What you have to do
Edit the records so that every "wind-barb-icon" becomes "wind-barb-symbol", leaving everything else unchanged.

Element box annotations
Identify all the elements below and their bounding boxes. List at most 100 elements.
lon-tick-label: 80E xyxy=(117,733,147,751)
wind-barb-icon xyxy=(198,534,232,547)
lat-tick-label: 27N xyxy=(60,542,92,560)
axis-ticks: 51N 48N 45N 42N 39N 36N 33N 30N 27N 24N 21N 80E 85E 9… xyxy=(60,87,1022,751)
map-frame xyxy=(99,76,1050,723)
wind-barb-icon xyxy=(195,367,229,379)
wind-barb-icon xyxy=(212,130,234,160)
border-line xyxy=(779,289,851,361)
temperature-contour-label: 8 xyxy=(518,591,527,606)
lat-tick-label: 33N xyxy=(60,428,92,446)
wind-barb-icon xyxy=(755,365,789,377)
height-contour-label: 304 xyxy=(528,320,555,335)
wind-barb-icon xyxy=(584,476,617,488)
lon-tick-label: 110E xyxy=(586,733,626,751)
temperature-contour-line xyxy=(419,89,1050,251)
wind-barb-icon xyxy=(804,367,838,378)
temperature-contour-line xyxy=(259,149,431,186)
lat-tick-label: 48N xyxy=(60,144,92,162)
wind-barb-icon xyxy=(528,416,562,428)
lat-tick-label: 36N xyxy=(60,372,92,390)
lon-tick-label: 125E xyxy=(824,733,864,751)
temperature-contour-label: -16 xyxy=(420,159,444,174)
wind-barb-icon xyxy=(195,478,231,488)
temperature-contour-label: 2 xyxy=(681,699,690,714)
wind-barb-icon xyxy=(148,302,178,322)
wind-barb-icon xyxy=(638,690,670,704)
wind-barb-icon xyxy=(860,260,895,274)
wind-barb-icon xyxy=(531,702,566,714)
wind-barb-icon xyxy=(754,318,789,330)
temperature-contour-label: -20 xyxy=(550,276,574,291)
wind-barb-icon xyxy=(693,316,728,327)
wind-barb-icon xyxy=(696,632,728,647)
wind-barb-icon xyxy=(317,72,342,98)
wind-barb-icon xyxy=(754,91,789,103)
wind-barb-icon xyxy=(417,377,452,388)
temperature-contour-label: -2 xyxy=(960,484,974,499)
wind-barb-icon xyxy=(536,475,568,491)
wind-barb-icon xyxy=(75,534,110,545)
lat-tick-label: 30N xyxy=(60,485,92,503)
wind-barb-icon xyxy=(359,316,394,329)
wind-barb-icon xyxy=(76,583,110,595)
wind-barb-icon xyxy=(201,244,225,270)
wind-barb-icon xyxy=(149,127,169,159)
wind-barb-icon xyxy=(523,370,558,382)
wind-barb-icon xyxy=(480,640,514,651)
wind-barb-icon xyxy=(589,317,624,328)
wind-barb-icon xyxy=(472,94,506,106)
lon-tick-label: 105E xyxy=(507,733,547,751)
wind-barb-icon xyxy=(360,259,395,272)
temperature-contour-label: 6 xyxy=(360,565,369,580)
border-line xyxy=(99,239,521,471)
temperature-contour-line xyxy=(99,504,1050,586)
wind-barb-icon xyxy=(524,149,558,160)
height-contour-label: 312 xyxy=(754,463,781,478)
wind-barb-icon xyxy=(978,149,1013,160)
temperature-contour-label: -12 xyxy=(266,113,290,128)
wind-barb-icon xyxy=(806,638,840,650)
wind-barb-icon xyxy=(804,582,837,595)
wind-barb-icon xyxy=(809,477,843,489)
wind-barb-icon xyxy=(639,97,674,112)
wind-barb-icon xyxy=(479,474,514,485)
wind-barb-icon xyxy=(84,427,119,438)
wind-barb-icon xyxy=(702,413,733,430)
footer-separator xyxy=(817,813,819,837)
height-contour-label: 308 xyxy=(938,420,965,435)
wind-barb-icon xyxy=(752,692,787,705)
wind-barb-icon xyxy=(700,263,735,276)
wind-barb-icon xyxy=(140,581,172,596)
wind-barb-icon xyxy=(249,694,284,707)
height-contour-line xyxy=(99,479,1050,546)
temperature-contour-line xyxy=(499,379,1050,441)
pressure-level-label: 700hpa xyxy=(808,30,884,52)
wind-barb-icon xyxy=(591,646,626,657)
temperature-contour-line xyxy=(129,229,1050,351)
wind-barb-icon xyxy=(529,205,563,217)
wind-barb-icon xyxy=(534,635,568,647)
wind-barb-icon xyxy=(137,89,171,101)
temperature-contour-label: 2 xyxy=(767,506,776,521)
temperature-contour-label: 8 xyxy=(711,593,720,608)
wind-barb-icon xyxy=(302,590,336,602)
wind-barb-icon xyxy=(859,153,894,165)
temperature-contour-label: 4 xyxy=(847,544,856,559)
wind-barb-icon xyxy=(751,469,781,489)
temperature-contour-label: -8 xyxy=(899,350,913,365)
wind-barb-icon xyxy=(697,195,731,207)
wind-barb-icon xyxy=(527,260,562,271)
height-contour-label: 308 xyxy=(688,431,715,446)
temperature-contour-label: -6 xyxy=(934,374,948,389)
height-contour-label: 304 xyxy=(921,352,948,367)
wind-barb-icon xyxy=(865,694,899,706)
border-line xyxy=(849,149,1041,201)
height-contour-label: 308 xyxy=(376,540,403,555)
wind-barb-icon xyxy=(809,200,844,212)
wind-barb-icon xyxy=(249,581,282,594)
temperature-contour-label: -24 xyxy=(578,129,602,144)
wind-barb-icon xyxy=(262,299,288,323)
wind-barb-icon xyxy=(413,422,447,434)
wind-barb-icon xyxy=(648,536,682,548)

Solution to this exercise
Identify all the elements below and their bounding boxes. List at most 100 elements.
lon-tick-label: 80E xyxy=(117,733,147,751)
wind-barb-symbol xyxy=(198,534,232,547)
lat-tick-label: 27N xyxy=(60,542,92,560)
axis-ticks: 51N 48N 45N 42N 39N 36N 33N 30N 27N 24N 21N 80E 85E 9… xyxy=(60,87,1022,751)
map-frame xyxy=(99,76,1050,723)
wind-barb-symbol xyxy=(195,367,229,379)
wind-barb-symbol xyxy=(212,130,234,160)
border-line xyxy=(779,289,851,361)
temperature-contour-label: 8 xyxy=(518,591,527,606)
lat-tick-label: 33N xyxy=(60,428,92,446)
wind-barb-symbol xyxy=(755,365,789,377)
height-contour-label: 304 xyxy=(528,320,555,335)
wind-barb-symbol xyxy=(584,476,617,488)
lon-tick-label: 110E xyxy=(586,733,626,751)
temperature-contour-line xyxy=(419,89,1050,251)
wind-barb-symbol xyxy=(804,367,838,378)
temperature-contour-line xyxy=(259,149,431,186)
lat-tick-label: 48N xyxy=(60,144,92,162)
wind-barb-symbol xyxy=(528,416,562,428)
lat-tick-label: 36N xyxy=(60,372,92,390)
lon-tick-label: 125E xyxy=(824,733,864,751)
temperature-contour-label: -16 xyxy=(420,159,444,174)
wind-barb-symbol xyxy=(195,478,231,488)
temperature-contour-label: 2 xyxy=(681,699,690,714)
wind-barb-symbol xyxy=(148,302,178,322)
wind-barb-symbol xyxy=(638,690,670,704)
wind-barb-symbol xyxy=(860,260,895,274)
wind-barb-symbol xyxy=(531,702,566,714)
wind-barb-symbol xyxy=(754,318,789,330)
temperature-contour-label: -20 xyxy=(550,276,574,291)
wind-barb-symbol xyxy=(693,316,728,327)
wind-barb-symbol xyxy=(696,632,728,647)
wind-barb-symbol xyxy=(317,72,342,98)
wind-barb-symbol xyxy=(754,91,789,103)
wind-barb-symbol xyxy=(417,377,452,388)
temperature-contour-label: -2 xyxy=(960,484,974,499)
wind-barb-symbol xyxy=(536,475,568,491)
wind-barb-symbol xyxy=(75,534,110,545)
lat-tick-label: 30N xyxy=(60,485,92,503)
wind-barb-symbol xyxy=(359,316,394,329)
wind-barb-symbol xyxy=(76,583,110,595)
wind-barb-symbol xyxy=(201,244,225,270)
wind-barb-symbol xyxy=(149,127,169,159)
wind-barb-symbol xyxy=(523,370,558,382)
wind-barb-symbol xyxy=(480,640,514,651)
wind-barb-symbol xyxy=(589,317,624,328)
wind-barb-symbol xyxy=(472,94,506,106)
lon-tick-label: 105E xyxy=(507,733,547,751)
wind-barb-symbol xyxy=(360,259,395,272)
temperature-contour-label: 6 xyxy=(360,565,369,580)
border-line xyxy=(99,239,521,471)
temperature-contour-line xyxy=(99,504,1050,586)
wind-barb-symbol xyxy=(524,149,558,160)
height-contour-label: 312 xyxy=(754,463,781,478)
wind-barb-symbol xyxy=(978,149,1013,160)
temperature-contour-label: -12 xyxy=(266,113,290,128)
wind-barb-symbol xyxy=(806,638,840,650)
wind-barb-symbol xyxy=(804,582,837,595)
wind-barb-symbol xyxy=(809,477,843,489)
wind-barb-symbol xyxy=(639,97,674,112)
wind-barb-symbol xyxy=(479,474,514,485)
wind-barb-symbol xyxy=(84,427,119,438)
wind-barb-symbol xyxy=(702,413,733,430)
footer-separator xyxy=(817,813,819,837)
height-contour-label: 308 xyxy=(938,420,965,435)
wind-barb-symbol xyxy=(752,692,787,705)
wind-barb-symbol xyxy=(700,263,735,276)
wind-barb-symbol xyxy=(140,581,172,596)
wind-barb-symbol xyxy=(249,694,284,707)
height-contour-line xyxy=(99,479,1050,546)
temperature-contour-line xyxy=(499,379,1050,441)
pressure-level-label: 700hpa xyxy=(808,30,884,52)
wind-barb-symbol xyxy=(591,646,626,657)
temperature-contour-line xyxy=(129,229,1050,351)
wind-barb-symbol xyxy=(529,205,563,217)
wind-barb-symbol xyxy=(534,635,568,647)
wind-barb-symbol xyxy=(137,89,171,101)
temperature-contour-label: 2 xyxy=(767,506,776,521)
temperature-contour-label: 8 xyxy=(711,593,720,608)
wind-barb-symbol xyxy=(302,590,336,602)
wind-barb-symbol xyxy=(859,153,894,165)
temperature-contour-label: 4 xyxy=(847,544,856,559)
wind-barb-symbol xyxy=(751,469,781,489)
temperature-contour-label: -8 xyxy=(899,350,913,365)
wind-barb-symbol xyxy=(697,195,731,207)
wind-barb-symbol xyxy=(527,260,562,271)
height-contour-label: 308 xyxy=(688,431,715,446)
temperature-contour-label: -6 xyxy=(934,374,948,389)
height-contour-label: 304 xyxy=(921,352,948,367)
wind-barb-symbol xyxy=(865,694,899,706)
border-line xyxy=(849,149,1041,201)
height-contour-label: 308 xyxy=(376,540,403,555)
wind-barb-symbol xyxy=(809,200,844,212)
wind-barb-symbol xyxy=(249,581,282,594)
temperature-contour-label: -24 xyxy=(578,129,602,144)
wind-barb-symbol xyxy=(262,299,288,323)
wind-barb-symbol xyxy=(413,422,447,434)
wind-barb-symbol xyxy=(648,536,682,548)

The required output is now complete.